--- Given data ---
┏━━

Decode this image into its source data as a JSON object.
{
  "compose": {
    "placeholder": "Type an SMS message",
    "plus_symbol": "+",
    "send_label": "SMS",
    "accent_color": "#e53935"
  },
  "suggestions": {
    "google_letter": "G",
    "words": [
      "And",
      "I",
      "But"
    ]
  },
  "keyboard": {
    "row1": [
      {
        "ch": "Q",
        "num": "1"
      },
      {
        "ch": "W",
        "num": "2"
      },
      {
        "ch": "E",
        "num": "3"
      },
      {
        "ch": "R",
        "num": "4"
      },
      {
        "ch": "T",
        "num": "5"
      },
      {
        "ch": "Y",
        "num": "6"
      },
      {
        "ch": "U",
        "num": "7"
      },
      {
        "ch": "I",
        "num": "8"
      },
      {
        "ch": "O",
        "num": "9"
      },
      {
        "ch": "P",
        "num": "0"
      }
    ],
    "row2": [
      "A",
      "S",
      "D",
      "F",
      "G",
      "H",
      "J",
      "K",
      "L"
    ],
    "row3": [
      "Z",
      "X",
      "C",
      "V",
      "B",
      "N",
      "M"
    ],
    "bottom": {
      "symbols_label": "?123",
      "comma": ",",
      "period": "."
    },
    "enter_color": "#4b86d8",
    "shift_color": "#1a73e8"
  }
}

┗━━

--- What you have to do ---
Each line above is to be repeated exactly.

--- Full response ---
Decode this image into its source data as a JSON object.
{
  "compose": {
    "placeholder": "Type an SMS message",
    "plus_symbol": "+",
    "send_label": "SMS",
    "accent_color": "#e53935"
  },
  "suggestions": {
    "google_letter": "G",
    "words": [
      "And",
      "I",
      "But"
    ]
  },
  "keyboard": {
    "row1": [
      {
        "ch": "Q",
        "num": "1"
      },
      {
        "ch": "W",
        "num": "2"
      },
      {
        "ch": "E",
        "num": "3"
      },
      {
        "ch": "R",
        "num": "4"
      },
      {
        "ch": "T",
        "num": "5"
      },
      {
        "ch": "Y",
        "num": "6"
      },
      {
        "ch": "U",
        "num": "7"
      },
      {
        "ch": "I",
        "num": "8"
      },
      {
        "ch": "O",
        "num": "9"
      },
      {
        "ch": "P",
        "num": "0"
      }
    ],
    "row2": [
      "A",
      "S",
      "D",
      "F",
      "G",
      "H",
      "J",
      "K",
      "L"
    ],
    "row3": [
      "Z",
      "X",
      "C",
      "V",
      "B",
      "N",
      "M"
    ],
    "bottom": {
      "symbols_label": "?123",
      "comma": ",",
      "period": "."
    },
    "enter_color": "#4b86d8",
    "shift_color": "#1a73e8"
  }
}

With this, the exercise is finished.